Lines of data

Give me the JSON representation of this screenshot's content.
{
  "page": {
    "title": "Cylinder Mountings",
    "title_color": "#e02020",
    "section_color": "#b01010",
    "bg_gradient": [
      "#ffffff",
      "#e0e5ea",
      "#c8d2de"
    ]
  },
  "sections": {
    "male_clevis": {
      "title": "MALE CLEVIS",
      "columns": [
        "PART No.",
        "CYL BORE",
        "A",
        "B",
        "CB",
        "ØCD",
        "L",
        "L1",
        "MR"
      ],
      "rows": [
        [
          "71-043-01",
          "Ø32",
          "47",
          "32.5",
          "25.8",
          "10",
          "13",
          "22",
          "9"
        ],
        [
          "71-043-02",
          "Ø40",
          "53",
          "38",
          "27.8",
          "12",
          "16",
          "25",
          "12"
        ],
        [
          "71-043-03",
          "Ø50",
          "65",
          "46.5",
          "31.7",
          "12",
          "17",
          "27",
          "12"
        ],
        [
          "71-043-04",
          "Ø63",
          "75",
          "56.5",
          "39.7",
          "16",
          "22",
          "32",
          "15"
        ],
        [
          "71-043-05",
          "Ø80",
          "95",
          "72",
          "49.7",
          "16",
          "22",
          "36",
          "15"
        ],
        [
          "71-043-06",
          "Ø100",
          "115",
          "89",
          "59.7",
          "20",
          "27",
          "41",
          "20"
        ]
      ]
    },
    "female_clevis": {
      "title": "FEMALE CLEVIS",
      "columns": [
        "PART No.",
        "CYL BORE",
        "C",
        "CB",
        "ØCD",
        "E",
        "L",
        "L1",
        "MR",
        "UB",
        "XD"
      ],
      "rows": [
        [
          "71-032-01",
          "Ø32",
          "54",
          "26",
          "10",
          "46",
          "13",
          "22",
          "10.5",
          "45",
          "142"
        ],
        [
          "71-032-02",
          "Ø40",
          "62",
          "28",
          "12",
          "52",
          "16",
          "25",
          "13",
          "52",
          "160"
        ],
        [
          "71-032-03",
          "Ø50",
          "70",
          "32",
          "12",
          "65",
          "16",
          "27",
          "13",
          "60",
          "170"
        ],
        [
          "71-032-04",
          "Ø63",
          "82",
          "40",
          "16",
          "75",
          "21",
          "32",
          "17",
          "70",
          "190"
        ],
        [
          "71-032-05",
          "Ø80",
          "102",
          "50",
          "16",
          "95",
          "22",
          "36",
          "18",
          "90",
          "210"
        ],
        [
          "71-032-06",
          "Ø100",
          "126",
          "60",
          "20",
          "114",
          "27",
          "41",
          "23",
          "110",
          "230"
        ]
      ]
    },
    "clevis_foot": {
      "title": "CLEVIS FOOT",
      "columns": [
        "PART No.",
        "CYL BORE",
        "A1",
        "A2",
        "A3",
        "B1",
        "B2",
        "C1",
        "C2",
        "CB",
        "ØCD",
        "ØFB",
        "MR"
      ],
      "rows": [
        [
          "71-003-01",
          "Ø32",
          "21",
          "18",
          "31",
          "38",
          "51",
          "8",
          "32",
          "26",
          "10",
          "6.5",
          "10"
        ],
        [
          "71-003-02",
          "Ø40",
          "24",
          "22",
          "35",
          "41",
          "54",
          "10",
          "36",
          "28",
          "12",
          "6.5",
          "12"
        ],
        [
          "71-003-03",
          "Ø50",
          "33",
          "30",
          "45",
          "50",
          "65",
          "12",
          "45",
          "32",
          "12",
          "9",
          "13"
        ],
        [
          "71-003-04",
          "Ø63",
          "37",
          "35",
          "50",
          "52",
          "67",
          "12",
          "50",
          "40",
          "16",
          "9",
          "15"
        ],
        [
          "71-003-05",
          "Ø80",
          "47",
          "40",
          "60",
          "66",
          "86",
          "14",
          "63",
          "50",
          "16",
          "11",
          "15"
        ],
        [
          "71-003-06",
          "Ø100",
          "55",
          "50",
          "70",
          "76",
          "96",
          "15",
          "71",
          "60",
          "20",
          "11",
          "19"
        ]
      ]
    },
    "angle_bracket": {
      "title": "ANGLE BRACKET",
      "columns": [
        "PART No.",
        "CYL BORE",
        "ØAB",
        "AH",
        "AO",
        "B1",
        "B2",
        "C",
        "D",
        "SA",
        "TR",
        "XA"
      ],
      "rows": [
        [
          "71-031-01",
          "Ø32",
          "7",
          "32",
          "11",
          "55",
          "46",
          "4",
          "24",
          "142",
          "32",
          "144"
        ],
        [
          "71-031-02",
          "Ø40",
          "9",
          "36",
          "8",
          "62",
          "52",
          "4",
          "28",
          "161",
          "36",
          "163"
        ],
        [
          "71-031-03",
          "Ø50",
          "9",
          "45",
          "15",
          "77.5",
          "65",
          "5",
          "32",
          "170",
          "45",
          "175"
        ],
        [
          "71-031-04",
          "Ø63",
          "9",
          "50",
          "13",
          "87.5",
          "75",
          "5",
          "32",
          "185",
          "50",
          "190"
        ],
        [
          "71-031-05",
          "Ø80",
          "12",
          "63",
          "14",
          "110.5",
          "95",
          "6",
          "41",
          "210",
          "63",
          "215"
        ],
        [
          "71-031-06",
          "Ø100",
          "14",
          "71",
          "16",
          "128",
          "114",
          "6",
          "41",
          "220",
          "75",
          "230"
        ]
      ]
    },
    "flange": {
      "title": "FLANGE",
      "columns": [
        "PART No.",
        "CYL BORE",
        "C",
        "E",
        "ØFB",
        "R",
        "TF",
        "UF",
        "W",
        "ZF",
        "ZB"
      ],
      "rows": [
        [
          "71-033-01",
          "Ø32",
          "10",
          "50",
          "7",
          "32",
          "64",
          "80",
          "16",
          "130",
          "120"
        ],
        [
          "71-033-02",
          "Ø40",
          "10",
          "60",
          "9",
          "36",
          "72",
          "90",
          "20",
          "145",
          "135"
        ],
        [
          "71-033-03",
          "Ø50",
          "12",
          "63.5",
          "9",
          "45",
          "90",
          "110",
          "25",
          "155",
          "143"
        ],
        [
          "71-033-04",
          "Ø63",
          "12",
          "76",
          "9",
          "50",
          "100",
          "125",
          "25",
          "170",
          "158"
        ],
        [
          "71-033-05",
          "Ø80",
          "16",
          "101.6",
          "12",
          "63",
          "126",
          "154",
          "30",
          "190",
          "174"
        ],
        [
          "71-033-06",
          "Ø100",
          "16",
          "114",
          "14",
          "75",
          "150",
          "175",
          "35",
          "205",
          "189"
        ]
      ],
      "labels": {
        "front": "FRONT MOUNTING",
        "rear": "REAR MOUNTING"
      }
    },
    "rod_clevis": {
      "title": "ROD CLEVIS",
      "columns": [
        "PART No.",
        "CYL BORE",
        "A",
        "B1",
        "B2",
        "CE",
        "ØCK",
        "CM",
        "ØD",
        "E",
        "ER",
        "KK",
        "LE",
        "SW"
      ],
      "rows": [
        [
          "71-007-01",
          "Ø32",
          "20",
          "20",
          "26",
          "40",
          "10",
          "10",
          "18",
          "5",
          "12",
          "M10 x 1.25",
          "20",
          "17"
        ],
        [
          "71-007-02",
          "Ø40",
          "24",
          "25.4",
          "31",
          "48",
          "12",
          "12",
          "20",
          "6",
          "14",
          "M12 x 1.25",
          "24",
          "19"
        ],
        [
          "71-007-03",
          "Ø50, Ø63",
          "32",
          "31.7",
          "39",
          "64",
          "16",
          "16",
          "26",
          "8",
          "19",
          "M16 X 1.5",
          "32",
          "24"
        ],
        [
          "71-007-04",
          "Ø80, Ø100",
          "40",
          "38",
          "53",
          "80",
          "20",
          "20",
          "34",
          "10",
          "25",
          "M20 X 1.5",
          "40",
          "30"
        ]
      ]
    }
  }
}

SET TASK
Above are the records; retype every one exactly.

TASK RESULT
Give me the JSON representation of this screenshot's content.
{
  "page": {
    "title": "Cylinder Mountings",
    "title_color": "#e02020",
    "section_color": "#b01010",
    "bg_gradient": [
      "#ffffff",
      "#e0e5ea",
      "#c8d2de"
    ]
  },
  "sections": {
    "male_clevis": {
      "title": "MALE CLEVIS",
      "columns": [
        "PART No.",
        "CYL BORE",
        "A",
        "B",
        "CB",
        "ØCD",
        "L",
        "L1",
        "MR"
      ],
      "rows": [
        [
          "71-043-01",
          "Ø32",
          "47",
          "32.5",
          "25.8",
          "10",
          "13",
          "22",
          "9"
        ],
        [
          "71-043-02",
          "Ø40",
          "53",
          "38",
          "27.8",
          "12",
          "16",
          "25",
          "12"
        ],
        [
          "71-043-03",
          "Ø50",
          "65",
          "46.5",
          "31.7",
          "12",
          "17",
          "27",
          "12"
        ],
        [
          "71-043-04",
          "Ø63",
          "75",
          "56.5",
          "39.7",
          "16",
          "22",
          "32",
          "15"
        ],
        [
          "71-043-05",
          "Ø80",
          "95",
          "72",
          "49.7",
          "16",
          "22",
          "36",
          "15"
        ],
        [
          "71-043-06",
          "Ø100",
          "115",
          "89",
          "59.7",
          "20",
          "27",
          "41",
          "20"
        ]
      ]
    },
    "female_clevis": {
      "title": "FEMALE CLEVIS",
      "columns": [
        "PART No.",
        "CYL BORE",
        "C",
        "CB",
        "ØCD",
        "E",
        "L",
        "L1",
        "MR",
        "UB",
        "XD"
      ],
      "rows": [
        [
          "71-032-01",
          "Ø32",
          "54",
          "26",
          "10",
          "46",
          "13",
          "22",
          "10.5",
          "45",
          "142"
        ],
        [
          "71-032-02",
          "Ø40",
          "62",
          "28",
          "12",
          "52",
          "16",
          "25",
          "13",
          "52",
          "160"
        ],
        [
          "71-032-03",
          "Ø50",
          "70",
          "32",
          "12",
          "65",
          "16",
          "27",
          "13",
          "60",
          "170"
        ],
        [
          "71-032-04",
          "Ø63",
          "82",
          "40",
          "16",
          "75",
          "21",
          "32",
          "17",
          "70",
          "190"
        ],
        [
          "71-032-05",
          "Ø80",
          "102",
          "50",
          "16",
          "95",
          "22",
          "36",
          "18",
          "90",
          "210"
        ],
        [
          "71-032-06",
          "Ø100",
          "126",
          "60",
          "20",
          "114",
          "27",
          "41",
          "23",
          "110",
          "230"
        ]
      ]
    },
    "clevis_foot": {
      "title": "CLEVIS FOOT",
      "columns": [
        "PART No.",
        "CYL BORE",
        "A1",
        "A2",
        "A3",
        "B1",
        "B2",
        "C1",
        "C2",
        "CB",
        "ØCD",
        "ØFB",
        "MR"
      ],
      "rows": [
        [
          "71-003-01",
          "Ø32",
          "21",
          "18",
          "31",
          "38",
          "51",
          "8",
          "32",
          "26",
          "10",
          "6.5",
          "10"
        ],
        [
          "71-003-02",
          "Ø40",
          "24",
          "22",
          "35",
          "41",
          "54",
          "10",
          "36",
          "28",
          "12",
          "6.5",
          "12"
        ],
        [
          "71-003-03",
          "Ø50",
          "33",
          "30",
          "45",
          "50",
          "65",
          "12",
          "45",
          "32",
          "12",
          "9",
          "13"
        ],
        [
          "71-003-04",
          "Ø63",
          "37",
          "35",
          "50",
          "52",
          "67",
          "12",
          "50",
          "40",
          "16",
          "9",
          "15"
        ],
        [
          "71-003-05",
          "Ø80",
          "47",
          "40",
          "60",
          "66",
          "86",
          "14",
          "63",
          "50",
          "16",
          "11",
          "15"
        ],
        [
          "71-003-06",
          "Ø100",
          "55",
          "50",
          "70",
          "76",
          "96",
          "15",
          "71",
          "60",
          "20",
          "11",
          "19"
        ]
      ]
    },
    "angle_bracket": {
      "title": "ANGLE BRACKET",
      "columns": [
        "PART No.",
        "CYL BORE",
        "ØAB",
        "AH",
        "AO",
        "B1",
        "B2",
        "C",
        "D",
        "SA",
        "TR",
        "XA"
      ],
      "rows": [
        [
          "71-031-01",
          "Ø32",
          "7",
          "32",
          "11",
          "55",
          "46",
          "4",
          "24",
          "142",
          "32",
          "144"
        ],
        [
          "71-031-02",
          "Ø40",
          "9",
          "36",
          "8",
          "62",
          "52",
          "4",
          "28",
          "161",
          "36",
          "163"
        ],
        [
          "71-031-03",
          "Ø50",
          "9",
          "45",
          "15",
          "77.5",
          "65",
          "5",
          "32",
          "170",
          "45",
          "175"
        ],
        [
          "71-031-04",
          "Ø63",
          "9",
          "50",
          "13",
          "87.5",
          "75",
          "5",
          "32",
          "185",
          "50",
          "190"
        ],
        [
          "71-031-05",
          "Ø80",
          "12",
          "63",
          "14",
          "110.5",
          "95",
          "6",
          "41",
          "210",
          "63",
          "215"
        ],
        [
          "71-031-06",
          "Ø100",
          "14",
          "71",
          "16",
          "128",
          "114",
          "6",
          "41",
          "220",
          "75",
          "230"
        ]
      ]
    },
    "flange": {
      "title": "FLANGE",
      "columns": [
        "PART No.",
        "CYL BORE",
        "C",
        "E",
        "ØFB",
        "R",
        "TF",
        "UF",
        "W",
        "ZF",
        "ZB"
      ],
      "rows": [
        [
          "71-033-01",
          "Ø32",
          "10",
          "50",
          "7",
          "32",
          "64",
          "80",
          "16",
          "130",
          "120"
        ],
        [
          "71-033-02",
          "Ø40",
          "10",
          "60",
          "9",
          "36",
          "72",
          "90",
          "20",
          "145",
          "135"
        ],
        [
          "71-033-03",
          "Ø50",
          "12",
          "63.5",
          "9",
          "45",
          "90",
          "110",
          "25",
          "155",
          "143"
        ],
        [
          "71-033-04",
          "Ø63",
          "12",
          "76",
          "9",
          "50",
          "100",
          "125",
          "25",
          "170",
          "158"
        ],
        [
          "71-033-05",
          "Ø80",
          "16",
          "101.6",
          "12",
          "63",
          "126",
          "154",
          "30",
          "190",
          "174"
        ],
        [
          "71-033-06",
          "Ø100",
          "16",
          "114",
          "14",
          "75",
          "150",
          "175",
          "35",
          "205",
          "189"
        ]
      ],
      "labels": {
        "front": "FRONT MOUNTING",
        "rear": "REAR MOUNTING"
      }
    },
    "rod_clevis": {
      "title": "ROD CLEVIS",
      "columns": [
        "PART No.",
        "CYL BORE",
        "A",
        "B1",
        "B2",
        "CE",
        "ØCK",
        "CM",
        "ØD",
        "E",
        "ER",
        "KK",
        "LE",
        "SW"
      ],
      "rows": [
        [
          "71-007-01",
          "Ø32",
          "20",
          "20",
          "26",
          "40",
          "10",
          "10",
          "18",
          "5",
          "12",
          "M10 x 1.25",
          "20",
          "17"
        ],
        [
          "71-007-02",
          "Ø40",
          "24",
          "25.4",
          "31",
          "48",
          "12",
          "12",
          "20",
          "6",
          "14",
          "M12 x 1.25",
          "24",
          "19"
        ],
        [
          "71-007-03",
          "Ø50, Ø63",
          "32",
          "31.7",
          "39",
          "64",
          "16",
          "16",
          "26",
          "8",
          "19",
          "M16 X 1.5",
          "32",
          "24"
        ],
        [
          "71-007-04",
          "Ø80, Ø100",
          "40",
          "38",
          "53",
          "80",
          "20",
          "20",
          "34",
          "10",
          "25",
          "M20 X 1.5",
          "40",
          "30"
        ]
      ]
    }
  }
}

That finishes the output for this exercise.